──────── Input material ────────
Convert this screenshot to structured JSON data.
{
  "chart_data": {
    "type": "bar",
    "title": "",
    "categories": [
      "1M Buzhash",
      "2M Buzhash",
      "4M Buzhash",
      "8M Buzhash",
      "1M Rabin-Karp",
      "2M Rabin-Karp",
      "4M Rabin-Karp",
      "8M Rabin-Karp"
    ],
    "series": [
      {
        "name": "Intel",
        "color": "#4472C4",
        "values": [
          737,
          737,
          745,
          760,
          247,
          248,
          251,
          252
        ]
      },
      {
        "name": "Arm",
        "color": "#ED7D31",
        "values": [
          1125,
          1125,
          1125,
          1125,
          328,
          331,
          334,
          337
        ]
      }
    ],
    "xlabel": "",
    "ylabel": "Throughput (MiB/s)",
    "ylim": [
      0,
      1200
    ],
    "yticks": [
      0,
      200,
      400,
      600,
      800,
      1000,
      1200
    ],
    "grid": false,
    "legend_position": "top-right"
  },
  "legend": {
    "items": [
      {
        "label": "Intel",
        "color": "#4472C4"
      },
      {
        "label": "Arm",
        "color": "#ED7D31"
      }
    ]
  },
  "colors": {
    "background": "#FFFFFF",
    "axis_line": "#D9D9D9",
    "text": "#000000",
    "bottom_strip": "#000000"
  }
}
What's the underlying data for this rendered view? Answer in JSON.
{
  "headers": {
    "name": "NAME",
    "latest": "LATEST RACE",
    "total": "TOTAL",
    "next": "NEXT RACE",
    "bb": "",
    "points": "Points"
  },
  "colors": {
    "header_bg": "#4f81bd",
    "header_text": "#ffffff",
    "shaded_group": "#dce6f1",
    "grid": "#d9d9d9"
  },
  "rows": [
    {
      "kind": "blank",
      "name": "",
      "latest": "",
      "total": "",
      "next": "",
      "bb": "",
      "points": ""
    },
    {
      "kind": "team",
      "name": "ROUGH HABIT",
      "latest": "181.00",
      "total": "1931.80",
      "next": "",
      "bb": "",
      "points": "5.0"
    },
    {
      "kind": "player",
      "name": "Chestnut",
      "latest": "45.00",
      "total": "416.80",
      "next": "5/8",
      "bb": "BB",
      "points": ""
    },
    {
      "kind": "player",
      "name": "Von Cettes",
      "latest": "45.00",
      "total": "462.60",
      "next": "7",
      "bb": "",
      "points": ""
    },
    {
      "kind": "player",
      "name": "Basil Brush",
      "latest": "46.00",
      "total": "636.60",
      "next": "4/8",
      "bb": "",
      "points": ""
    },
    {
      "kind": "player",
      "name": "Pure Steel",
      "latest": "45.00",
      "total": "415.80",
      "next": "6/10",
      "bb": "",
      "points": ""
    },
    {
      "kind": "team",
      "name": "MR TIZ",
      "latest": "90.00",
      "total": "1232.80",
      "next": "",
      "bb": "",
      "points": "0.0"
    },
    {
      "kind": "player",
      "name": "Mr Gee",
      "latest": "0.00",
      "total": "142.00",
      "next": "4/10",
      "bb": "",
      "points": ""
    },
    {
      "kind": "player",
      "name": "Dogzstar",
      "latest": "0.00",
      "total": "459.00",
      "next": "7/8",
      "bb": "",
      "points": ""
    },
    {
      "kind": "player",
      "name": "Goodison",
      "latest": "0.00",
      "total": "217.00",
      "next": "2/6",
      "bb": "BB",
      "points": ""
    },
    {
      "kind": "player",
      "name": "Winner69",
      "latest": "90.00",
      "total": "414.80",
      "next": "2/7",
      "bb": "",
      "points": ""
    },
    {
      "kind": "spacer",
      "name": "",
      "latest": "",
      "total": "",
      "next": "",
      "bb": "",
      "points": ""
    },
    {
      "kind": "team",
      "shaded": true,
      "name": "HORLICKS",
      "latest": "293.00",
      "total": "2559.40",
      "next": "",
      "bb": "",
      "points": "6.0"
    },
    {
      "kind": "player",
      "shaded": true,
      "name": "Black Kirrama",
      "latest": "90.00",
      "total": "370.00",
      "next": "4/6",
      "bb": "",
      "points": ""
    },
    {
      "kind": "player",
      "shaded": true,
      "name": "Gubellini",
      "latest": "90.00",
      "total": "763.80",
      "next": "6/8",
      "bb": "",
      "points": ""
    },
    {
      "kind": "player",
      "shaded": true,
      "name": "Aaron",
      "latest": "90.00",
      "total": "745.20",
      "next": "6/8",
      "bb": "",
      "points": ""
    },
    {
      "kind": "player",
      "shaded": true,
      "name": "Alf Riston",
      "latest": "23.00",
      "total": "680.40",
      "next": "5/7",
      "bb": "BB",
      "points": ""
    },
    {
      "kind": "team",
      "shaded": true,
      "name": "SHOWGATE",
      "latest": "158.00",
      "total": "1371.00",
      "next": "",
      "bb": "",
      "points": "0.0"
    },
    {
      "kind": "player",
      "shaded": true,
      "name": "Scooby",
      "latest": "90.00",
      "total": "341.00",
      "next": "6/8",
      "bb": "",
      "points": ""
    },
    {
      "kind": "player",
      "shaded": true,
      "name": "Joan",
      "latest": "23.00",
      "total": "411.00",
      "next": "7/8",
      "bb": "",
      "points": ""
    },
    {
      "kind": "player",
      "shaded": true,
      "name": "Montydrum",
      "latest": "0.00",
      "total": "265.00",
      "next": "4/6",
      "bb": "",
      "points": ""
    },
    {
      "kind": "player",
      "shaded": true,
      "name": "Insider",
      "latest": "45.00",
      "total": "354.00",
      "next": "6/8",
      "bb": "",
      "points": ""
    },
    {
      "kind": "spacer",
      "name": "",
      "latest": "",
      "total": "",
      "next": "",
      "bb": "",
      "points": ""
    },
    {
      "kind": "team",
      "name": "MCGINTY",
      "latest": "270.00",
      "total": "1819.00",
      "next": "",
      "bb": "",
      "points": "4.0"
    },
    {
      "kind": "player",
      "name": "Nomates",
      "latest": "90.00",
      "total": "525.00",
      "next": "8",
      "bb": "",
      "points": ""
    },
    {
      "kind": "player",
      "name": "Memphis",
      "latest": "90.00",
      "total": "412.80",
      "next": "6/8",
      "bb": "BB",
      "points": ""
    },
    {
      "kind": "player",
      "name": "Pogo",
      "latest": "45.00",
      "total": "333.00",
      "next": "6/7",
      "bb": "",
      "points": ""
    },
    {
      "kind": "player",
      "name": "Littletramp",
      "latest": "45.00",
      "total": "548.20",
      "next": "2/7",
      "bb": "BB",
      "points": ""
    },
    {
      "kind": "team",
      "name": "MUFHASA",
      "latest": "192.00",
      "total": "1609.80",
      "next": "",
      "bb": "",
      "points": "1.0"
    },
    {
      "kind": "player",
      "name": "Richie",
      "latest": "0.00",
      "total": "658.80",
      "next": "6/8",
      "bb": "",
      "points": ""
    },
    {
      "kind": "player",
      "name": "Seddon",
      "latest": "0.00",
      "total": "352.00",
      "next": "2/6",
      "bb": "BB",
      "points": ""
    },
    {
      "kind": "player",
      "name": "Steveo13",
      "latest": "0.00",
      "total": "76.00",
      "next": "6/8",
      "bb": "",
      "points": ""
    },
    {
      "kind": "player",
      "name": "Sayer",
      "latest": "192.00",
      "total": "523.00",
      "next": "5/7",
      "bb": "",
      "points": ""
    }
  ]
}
────────
- _Prompt_
Repeat back the data above, exact to the last character.

- _Completed task_
Convert this screenshot to structured JSON data.
{
  "chart_data": {
    "type": "bar",
    "title": "",
    "categories": [
      "1M Buzhash",
      "2M Buzhash",
      "4M Buzhash",
      "8M Buzhash",
      "1M Rabin-Karp",
      "2M Rabin-Karp",
      "4M Rabin-Karp",
      "8M Rabin-Karp"
    ],
    "series": [
      {
        "name": "Intel",
        "color": "#4472C4",
        "values": [
          737,
          737,
          745,
          760,
          247,
          248,
          251,
          252
        ]
      },
      {
        "name": "Arm",
        "color": "#ED7D31",
        "values": [
          1125,
          1125,
          1125,
          1125,
          328,
          331,
          334,
          337
        ]
      }
    ],
    "xlabel": "",
    "ylabel": "Throughput (MiB/s)",
    "ylim": [
      0,
      1200
    ],
    "yticks": [
      0,
      200,
      400,
      600,
      800,
      1000,
      1200
    ],
    "grid": false,
    "legend_position": "top-right"
  },
  "legend": {
    "items": [
      {
        "label": "Intel",
        "color": "#4472C4"
      },
      {
        "label": "Arm",
        "color": "#ED7D31"
      }
    ]
  },
  "colors": {
    "background": "#FFFFFF",
    "axis_line": "#D9D9D9",
    "text": "#000000",
    "bottom_strip": "#000000"
  }
}
What's the underlying data for this rendered view? Answer in JSON.
{
  "headers": {
    "name": "NAME",
    "latest": "LATEST RACE",
    "total": "TOTAL",
    "next": "NEXT RACE",
    "bb": "",
    "points": "Points"
  },
  "colors": {
    "header_bg": "#4f81bd",
    "header_text": "#ffffff",
    "shaded_group": "#dce6f1",
    "grid": "#d9d9d9"
  },
  "rows": [
    {
      "kind": "blank",
      "name": "",
      "latest": "",
      "total": "",
      "next": "",
      "bb": "",
      "points": ""
    },
    {
      "kind": "team",
      "name": "ROUGH HABIT",
      "latest": "181.00",
      "total": "1931.80",
      "next": "",
      "bb": "",
      "points": "5.0"
    },
    {
      "kind": "player",
      "name": "Chestnut",
      "latest": "45.00",
      "total": "416.80",
      "next": "5/8",
      "bb": "BB",
      "points": ""
    },
    {
      "kind": "player",
      "name": "Von Cettes",
      "latest": "45.00",
      "total": "462.60",
      "next": "7",
      "bb": "",
      "points": ""
    },
    {
      "kind": "player",
      "name": "Basil Brush",
      "latest": "46.00",
      "total": "636.60",
      "next": "4/8",
      "bb": "",
      "points": ""
    },
    {
      "kind": "player",
      "name": "Pure Steel",
      "latest": "45.00",
      "total": "415.80",
      "next": "6/10",
      "bb": "",
      "points": ""
    },
    {
      "kind": "team",
      "name": "MR TIZ",
      "latest": "90.00",
      "total": "1232.80",
      "next": "",
      "bb": "",
      "points": "0.0"
    },
    {
      "kind": "player",
      "name": "Mr Gee",
      "latest": "0.00",
      "total": "142.00",
      "next": "4/10",
      "bb": "",
      "points": ""
    },
    {
      "kind": "player",
      "name": "Dogzstar",
      "latest": "0.00",
      "total": "459.00",
      "next": "7/8",
      "bb": "",
      "points": ""
    },
    {
      "kind": "player",
      "name": "Goodison",
      "latest": "0.00",
      "total": "217.00",
      "next": "2/6",
      "bb": "BB",
      "points": ""
    },
    {
      "kind": "player",
      "name": "Winner69",
      "latest": "90.00",
      "total": "414.80",
      "next": "2/7",
      "bb": "",
      "points": ""
    },
    {
      "kind": "spacer",
      "name": "",
      "latest": "",
      "total": "",
      "next": "",
      "bb": "",
      "points": ""
    },
    {
      "kind": "team",
      "shaded": true,
      "name": "HORLICKS",
      "latest": "293.00",
      "total": "2559.40",
      "next": "",
      "bb": "",
      "points": "6.0"
    },
    {
      "kind": "player",
      "shaded": true,
      "name": "Black Kirrama",
      "latest": "90.00",
      "total": "370.00",
      "next": "4/6",
      "bb": "",
      "points": ""
    },
    {
      "kind": "player",
      "shaded": true,
      "name": "Gubellini",
      "latest": "90.00",
      "total": "763.80",
      "next": "6/8",
      "bb": "",
      "points": ""
    },
    {
      "kind": "player",
      "shaded": true,
      "name": "Aaron",
      "latest": "90.00",
      "total": "745.20",
      "next": "6/8",
      "bb": "",
      "points": ""
    },
    {
      "kind": "player",
      "shaded": true,
      "name": "Alf Riston",
      "latest": "23.00",
      "total": "680.40",
      "next": "5/7",
      "bb": "BB",
      "points": ""
    },
    {
      "kind": "team",
      "shaded": true,
      "name": "SHOWGATE",
      "latest": "158.00",
      "total": "1371.00",
      "next": "",
      "bb": "",
      "points": "0.0"
    },
    {
      "kind": "player",
      "shaded": true,
      "name": "Scooby",
      "latest": "90.00",
      "total": "341.00",
      "next": "6/8",
      "bb": "",
      "points": ""
    },
    {
      "kind": "player",
      "shaded": true,
      "name": "Joan",
      "latest": "23.00",
      "total": "411.00",
      "next": "7/8",
      "bb": "",
      "points": ""
    },
    {
      "kind": "player",
      "shaded": true,
      "name": "Montydrum",
      "latest": "0.00",
      "total": "265.00",
      "next": "4/6",
      "bb": "",
      "points": ""
    },
    {
      "kind": "player",
      "shaded": true,
      "name": "Insider",
      "latest": "45.00",
      "total": "354.00",
      "next": "6/8",
      "bb": "",
      "points": ""
    },
    {
      "kind": "spacer",
      "name": "",
      "latest": "",
      "total": "",
      "next": "",
      "bb": "",
      "points": ""
    },
    {
      "kind": "team",
      "name": "MCGINTY",
      "latest": "270.00",
      "total": "1819.00",
      "next": "",
      "bb": "",
      "points": "4.0"
    },
    {
      "kind": "player",
      "name": "Nomates",
      "latest": "90.00",
      "total": "525.00",
      "next": "8",
      "bb": "",
      "points": ""
    },
    {
      "kind": "player",
      "name": "Memphis",
      "latest": "90.00",
      "total": "412.80",
      "next": "6/8",
      "bb": "BB",
      "points": ""
    },
    {
      "kind": "player",
      "name": "Pogo",
      "latest": "45.00",
      "total": "333.00",
      "next": "6/7",
      "bb": "",
      "points": ""
    },
    {
      "kind": "player",
      "name": "Littletramp",
      "latest": "45.00",
      "total": "548.20",
      "next": "2/7",
      "bb": "BB",
      "points": ""
    },
    {
      "kind": "team",
      "name": "MUFHASA",
      "latest": "192.00",
      "total": "1609.80",
      "next": "",
      "bb": "",
      "points": "1.0"
    },
    {
      "kind": "player",
      "name": "Richie",
      "latest": "0.00",
      "total": "658.80",
      "next": "6/8",
      "bb": "",
      "points": ""
    },
    {
      "kind": "player",
      "name": "Seddon",
      "latest": "0.00",
      "total": "352.00",
      "next": "2/6",
      "bb": "BB",
      "points": ""
    },
    {
      "kind": "player",
      "name": "Steveo13",
      "latest": "0.00",
      "total": "76.00",
      "next": "6/8",
      "bb": "",
      "points": ""
    },
    {
      "kind": "player",
      "name": "Sayer",
      "latest": "192.00",
      "total": "523.00",
      "next": "5/7",
      "bb": "",
      "points": ""
    }
  ]
}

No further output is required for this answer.